Copy out everything from the first line of the entries below down to and including the line that contains "x-axis: 05-09 05-11", reproducing each line unchanged.

# INFORMATION SUPPLIED
## START

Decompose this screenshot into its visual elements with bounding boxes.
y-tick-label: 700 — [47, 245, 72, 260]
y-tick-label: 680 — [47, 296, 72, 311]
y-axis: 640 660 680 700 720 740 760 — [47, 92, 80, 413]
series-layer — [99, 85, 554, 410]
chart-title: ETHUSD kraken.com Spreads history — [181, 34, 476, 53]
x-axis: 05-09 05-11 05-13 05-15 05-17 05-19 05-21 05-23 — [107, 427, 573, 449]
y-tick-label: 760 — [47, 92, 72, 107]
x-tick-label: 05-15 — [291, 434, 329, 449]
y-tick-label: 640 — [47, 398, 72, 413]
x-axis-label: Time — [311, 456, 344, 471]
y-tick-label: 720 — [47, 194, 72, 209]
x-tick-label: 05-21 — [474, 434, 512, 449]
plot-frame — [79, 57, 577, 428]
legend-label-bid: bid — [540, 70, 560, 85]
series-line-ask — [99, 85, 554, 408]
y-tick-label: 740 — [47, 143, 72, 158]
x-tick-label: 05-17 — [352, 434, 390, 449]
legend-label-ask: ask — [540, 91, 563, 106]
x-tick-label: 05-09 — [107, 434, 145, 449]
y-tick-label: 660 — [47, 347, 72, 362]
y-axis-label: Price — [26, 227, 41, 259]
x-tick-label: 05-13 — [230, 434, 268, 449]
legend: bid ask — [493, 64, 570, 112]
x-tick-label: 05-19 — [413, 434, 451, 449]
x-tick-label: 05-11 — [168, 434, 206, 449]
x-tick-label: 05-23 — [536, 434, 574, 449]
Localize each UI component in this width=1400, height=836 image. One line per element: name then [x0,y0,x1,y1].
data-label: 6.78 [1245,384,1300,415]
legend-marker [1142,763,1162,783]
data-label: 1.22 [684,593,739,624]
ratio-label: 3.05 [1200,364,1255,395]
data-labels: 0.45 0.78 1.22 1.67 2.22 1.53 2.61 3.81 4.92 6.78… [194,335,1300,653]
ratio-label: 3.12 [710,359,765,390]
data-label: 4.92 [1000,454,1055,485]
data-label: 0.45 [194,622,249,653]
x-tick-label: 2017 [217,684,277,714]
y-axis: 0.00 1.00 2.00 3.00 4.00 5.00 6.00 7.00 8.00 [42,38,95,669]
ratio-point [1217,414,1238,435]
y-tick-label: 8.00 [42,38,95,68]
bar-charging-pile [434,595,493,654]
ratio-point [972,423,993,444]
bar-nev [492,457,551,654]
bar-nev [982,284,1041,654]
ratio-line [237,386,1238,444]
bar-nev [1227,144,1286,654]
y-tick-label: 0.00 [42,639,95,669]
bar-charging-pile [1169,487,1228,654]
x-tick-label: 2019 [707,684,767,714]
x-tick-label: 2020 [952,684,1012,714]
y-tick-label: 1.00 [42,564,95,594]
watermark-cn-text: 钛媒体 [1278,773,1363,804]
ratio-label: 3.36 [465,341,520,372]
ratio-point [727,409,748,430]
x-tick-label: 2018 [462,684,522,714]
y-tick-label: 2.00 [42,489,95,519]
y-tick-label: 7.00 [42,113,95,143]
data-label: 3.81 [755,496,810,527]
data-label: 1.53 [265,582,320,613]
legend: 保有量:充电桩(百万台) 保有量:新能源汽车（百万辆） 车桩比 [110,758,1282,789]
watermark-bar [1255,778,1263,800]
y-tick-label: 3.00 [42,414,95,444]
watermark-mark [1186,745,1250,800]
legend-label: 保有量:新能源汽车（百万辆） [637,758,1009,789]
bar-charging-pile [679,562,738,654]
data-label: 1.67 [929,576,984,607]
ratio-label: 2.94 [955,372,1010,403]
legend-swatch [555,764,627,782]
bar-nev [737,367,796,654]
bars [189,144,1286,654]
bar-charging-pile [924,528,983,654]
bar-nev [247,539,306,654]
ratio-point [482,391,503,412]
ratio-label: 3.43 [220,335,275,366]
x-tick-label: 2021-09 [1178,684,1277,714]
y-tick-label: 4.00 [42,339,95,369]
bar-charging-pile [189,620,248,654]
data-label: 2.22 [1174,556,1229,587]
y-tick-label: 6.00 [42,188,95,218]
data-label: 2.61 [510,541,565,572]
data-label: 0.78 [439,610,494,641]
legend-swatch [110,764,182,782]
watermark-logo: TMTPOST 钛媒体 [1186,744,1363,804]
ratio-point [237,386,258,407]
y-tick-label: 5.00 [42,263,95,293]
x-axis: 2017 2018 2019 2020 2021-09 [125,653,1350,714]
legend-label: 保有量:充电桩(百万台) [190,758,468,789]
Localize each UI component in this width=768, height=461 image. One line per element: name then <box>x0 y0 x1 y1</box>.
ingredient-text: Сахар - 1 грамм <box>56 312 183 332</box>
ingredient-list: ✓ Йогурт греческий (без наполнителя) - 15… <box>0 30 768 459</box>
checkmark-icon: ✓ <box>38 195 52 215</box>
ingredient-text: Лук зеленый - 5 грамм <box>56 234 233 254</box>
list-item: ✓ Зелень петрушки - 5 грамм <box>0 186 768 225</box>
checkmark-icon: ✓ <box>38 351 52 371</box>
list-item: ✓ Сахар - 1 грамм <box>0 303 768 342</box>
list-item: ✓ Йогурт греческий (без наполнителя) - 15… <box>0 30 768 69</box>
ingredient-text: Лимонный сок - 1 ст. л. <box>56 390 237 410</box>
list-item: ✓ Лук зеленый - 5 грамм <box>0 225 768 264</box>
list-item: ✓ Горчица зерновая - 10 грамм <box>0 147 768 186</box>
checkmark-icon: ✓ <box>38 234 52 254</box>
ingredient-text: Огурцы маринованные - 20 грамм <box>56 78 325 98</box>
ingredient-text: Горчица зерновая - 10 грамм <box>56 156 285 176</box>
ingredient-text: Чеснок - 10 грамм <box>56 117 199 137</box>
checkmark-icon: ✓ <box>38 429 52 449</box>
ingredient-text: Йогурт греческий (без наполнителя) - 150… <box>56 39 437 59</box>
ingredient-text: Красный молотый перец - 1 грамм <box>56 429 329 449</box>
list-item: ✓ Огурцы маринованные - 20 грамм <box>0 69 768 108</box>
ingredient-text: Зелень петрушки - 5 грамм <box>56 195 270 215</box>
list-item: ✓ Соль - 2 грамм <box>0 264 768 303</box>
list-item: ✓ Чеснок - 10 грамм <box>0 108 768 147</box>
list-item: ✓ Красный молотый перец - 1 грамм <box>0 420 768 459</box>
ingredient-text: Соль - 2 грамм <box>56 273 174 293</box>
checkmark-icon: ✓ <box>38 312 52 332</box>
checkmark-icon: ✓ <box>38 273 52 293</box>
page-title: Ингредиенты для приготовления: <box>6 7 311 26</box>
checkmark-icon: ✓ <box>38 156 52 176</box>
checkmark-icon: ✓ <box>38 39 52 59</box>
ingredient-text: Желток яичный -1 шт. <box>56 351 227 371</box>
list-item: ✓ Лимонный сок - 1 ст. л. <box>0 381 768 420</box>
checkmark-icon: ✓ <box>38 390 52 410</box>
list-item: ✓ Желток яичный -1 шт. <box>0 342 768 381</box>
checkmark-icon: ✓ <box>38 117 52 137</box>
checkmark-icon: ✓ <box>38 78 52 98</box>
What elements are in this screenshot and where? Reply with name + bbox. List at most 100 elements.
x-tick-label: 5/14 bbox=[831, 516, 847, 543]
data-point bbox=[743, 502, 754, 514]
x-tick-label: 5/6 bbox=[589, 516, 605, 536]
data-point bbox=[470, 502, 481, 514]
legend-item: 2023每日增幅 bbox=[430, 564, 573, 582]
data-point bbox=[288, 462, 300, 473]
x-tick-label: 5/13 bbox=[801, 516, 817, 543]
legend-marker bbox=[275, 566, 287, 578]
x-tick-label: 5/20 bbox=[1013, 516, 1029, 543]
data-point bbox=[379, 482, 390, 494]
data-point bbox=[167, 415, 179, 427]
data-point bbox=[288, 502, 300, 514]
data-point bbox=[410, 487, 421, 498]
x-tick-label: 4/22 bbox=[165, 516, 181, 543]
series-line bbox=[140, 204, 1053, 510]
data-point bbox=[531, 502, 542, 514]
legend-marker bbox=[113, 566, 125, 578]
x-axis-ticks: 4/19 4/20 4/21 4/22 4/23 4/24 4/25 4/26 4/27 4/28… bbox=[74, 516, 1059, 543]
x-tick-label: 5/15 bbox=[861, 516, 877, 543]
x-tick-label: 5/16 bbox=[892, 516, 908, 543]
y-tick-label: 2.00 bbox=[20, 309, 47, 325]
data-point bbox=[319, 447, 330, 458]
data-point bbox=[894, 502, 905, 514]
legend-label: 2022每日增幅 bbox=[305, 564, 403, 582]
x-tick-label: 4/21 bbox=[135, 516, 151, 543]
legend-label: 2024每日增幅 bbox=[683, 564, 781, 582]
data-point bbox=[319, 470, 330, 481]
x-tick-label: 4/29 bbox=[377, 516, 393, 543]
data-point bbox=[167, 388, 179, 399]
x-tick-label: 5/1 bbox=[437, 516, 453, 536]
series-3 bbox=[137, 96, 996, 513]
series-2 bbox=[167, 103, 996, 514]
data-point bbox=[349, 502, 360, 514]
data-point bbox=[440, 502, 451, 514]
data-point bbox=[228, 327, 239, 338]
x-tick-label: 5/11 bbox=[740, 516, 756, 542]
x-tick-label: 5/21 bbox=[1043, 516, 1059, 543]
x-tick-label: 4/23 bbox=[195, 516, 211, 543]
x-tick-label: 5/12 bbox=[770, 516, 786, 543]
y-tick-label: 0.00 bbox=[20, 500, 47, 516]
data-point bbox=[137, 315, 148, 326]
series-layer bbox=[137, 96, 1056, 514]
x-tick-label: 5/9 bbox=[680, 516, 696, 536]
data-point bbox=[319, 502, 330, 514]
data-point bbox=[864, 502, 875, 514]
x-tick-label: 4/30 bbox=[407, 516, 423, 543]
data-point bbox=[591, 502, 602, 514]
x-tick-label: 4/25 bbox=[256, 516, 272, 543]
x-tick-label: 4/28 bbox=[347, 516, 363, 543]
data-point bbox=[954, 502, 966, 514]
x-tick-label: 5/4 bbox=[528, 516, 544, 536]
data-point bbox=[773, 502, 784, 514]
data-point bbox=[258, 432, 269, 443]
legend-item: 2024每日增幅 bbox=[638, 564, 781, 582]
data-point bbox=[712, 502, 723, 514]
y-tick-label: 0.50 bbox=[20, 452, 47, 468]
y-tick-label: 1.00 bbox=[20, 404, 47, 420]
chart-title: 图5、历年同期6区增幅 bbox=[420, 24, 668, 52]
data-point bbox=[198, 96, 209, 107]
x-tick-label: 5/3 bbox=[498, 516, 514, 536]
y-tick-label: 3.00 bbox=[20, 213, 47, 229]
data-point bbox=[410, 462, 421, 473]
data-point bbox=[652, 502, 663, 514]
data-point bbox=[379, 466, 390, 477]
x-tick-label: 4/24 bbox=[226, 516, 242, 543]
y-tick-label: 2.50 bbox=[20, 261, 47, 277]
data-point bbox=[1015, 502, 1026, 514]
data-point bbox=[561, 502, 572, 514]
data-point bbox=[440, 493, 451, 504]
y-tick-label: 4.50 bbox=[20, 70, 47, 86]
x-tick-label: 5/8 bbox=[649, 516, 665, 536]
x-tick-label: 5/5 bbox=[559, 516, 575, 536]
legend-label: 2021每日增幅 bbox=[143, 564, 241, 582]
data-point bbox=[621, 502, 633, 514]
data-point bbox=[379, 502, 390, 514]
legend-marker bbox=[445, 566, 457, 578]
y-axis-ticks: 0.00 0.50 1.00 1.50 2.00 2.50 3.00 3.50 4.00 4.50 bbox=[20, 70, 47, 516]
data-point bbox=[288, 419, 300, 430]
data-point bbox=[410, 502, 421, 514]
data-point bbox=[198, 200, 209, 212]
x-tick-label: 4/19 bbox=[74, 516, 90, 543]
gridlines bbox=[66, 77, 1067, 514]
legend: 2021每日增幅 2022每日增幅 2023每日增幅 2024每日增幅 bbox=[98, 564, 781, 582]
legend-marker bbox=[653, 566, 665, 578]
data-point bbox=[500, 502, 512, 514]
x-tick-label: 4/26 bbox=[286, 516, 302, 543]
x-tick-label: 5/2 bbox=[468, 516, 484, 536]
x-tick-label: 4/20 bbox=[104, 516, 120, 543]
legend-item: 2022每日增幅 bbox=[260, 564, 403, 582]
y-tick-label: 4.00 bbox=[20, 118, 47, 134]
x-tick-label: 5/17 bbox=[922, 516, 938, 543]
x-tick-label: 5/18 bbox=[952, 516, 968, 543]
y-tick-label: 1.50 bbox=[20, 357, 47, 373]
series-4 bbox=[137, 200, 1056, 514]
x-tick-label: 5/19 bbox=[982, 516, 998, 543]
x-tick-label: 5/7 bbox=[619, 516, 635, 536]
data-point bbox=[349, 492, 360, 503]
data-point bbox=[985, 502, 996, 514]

## END

# TASK ANSWER
Decompose this screenshot into its visual elements with bounding boxes.
y-tick-label: 700 — [47, 245, 72, 260]
y-tick-label: 680 — [47, 296, 72, 311]
y-axis: 640 660 680 700 720 740 760 — [47, 92, 80, 413]
series-layer — [99, 85, 554, 410]
chart-title: ETHUSD kraken.com Spreads history — [181, 34, 476, 53]
x-axis: 05-09 05-11 05-13 05-15 05-17 05-19 05-21 05-23 — [107, 427, 573, 449]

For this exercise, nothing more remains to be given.